(Lines of data)
## Start

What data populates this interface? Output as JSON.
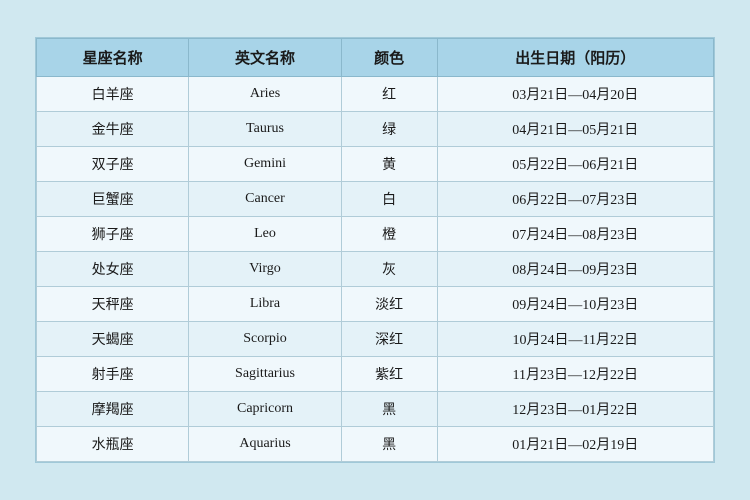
{
  "table": {
    "headers": [
      "星座名称",
      "英文名称",
      "颜色",
      "出生日期（阳历）"
    ],
    "rows": [
      {
        "chinese": "白羊座",
        "english": "Aries",
        "color": "红",
        "dates": "03月21日—04月20日"
      },
      {
        "chinese": "金牛座",
        "english": "Taurus",
        "color": "绿",
        "dates": "04月21日—05月21日"
      },
      {
        "chinese": "双子座",
        "english": "Gemini",
        "color": "黄",
        "dates": "05月22日—06月21日"
      },
      {
        "chinese": "巨蟹座",
        "english": "Cancer",
        "color": "白",
        "dates": "06月22日—07月23日"
      },
      {
        "chinese": "狮子座",
        "english": "Leo",
        "color": "橙",
        "dates": "07月24日—08月23日"
      },
      {
        "chinese": "处女座",
        "english": "Virgo",
        "color": "灰",
        "dates": "08月24日—09月23日"
      },
      {
        "chinese": "天秤座",
        "english": "Libra",
        "color": "淡红",
        "dates": "09月24日—10月23日"
      },
      {
        "chinese": "天蝎座",
        "english": "Scorpio",
        "color": "深红",
        "dates": "10月24日—11月22日"
      },
      {
        "chinese": "射手座",
        "english": "Sagittarius",
        "color": "紫红",
        "dates": "11月23日—12月22日"
      },
      {
        "chinese": "摩羯座",
        "english": "Capricorn",
        "color": "黑",
        "dates": "12月23日—01月22日"
      },
      {
        "chinese": "水瓶座",
        "english": "Aquarius",
        "color": "黑",
        "dates": "01月21日—02月19日"
      }
    ]
  }
}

## End

## INSTRUCTIONS TO FOLLOW
Using the records given above, list every line that includes the word "color".

## ANSWER FOR THIS EXERCISE
        "color": "红",
        "color": "绿",
        "color": "黄",
        "color": "白",
        "color": "橙",
        "color": "灰",
        "color": "淡红",
        "color": "深红",
        "color": "紫红",
        "color": "黑",
        "color": "黑",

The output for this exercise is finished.